EXERCISE REQUIREMENTS => Output all of the entries below precisely as written.
==== DATA LINES
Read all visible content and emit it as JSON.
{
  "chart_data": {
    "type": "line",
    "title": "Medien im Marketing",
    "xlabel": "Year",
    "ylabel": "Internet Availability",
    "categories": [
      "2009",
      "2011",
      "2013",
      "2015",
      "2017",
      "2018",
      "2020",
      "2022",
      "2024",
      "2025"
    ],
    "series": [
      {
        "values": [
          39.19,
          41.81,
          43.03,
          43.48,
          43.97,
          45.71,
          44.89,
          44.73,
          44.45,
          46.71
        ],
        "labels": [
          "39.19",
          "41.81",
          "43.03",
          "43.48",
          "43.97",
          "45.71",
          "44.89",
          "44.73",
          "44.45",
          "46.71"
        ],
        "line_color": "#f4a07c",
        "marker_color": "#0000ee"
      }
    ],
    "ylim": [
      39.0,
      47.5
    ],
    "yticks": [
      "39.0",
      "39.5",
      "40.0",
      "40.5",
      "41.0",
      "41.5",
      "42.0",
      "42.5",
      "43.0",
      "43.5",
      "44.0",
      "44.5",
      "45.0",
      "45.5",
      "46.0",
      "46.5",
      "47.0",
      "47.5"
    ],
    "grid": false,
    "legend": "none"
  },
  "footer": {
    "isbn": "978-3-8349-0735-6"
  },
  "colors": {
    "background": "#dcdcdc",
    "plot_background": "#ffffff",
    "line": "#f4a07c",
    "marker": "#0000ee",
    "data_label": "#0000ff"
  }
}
========
EXPECTED ANSWER =>
Read all visible content and emit it as JSON.
{
  "chart_data": {
    "type": "line",
    "title": "Medien im Marketing",
    "xlabel": "Year",
    "ylabel": "Internet Availability",
    "categories": [
      "2009",
      "2011",
      "2013",
      "2015",
      "2017",
      "2018",
      "2020",
      "2022",
      "2024",
      "2025"
    ],
    "series": [
      {
        "values": [
          39.19,
          41.81,
          43.03,
          43.48,
          43.97,
          45.71,
          44.89,
          44.73,
          44.45,
          46.71
        ],
        "labels": [
          "39.19",
          "41.81",
          "43.03",
          "43.48",
          "43.97",
          "45.71",
          "44.89",
          "44.73",
          "44.45",
          "46.71"
        ],
        "line_color": "#f4a07c",
        "marker_color": "#0000ee"
      }
    ],
    "ylim": [
      39.0,
      47.5
    ],
    "yticks": [
      "39.0",
      "39.5",
      "40.0",
      "40.5",
      "41.0",
      "41.5",
      "42.0",
      "42.5",
      "43.0",
      "43.5",
      "44.0",
      "44.5",
      "45.0",
      "45.5",
      "46.0",
      "46.5",
      "47.0",
      "47.5"
    ],
    "grid": false,
    "legend": "none"
  },
  "footer": {
    "isbn": "978-3-8349-0735-6"
  },
  "colors": {
    "background": "#dcdcdc",
    "plot_background": "#ffffff",
    "line": "#f4a07c",
    "marker": "#0000ee",
    "data_label": "#0000ff"
  }
}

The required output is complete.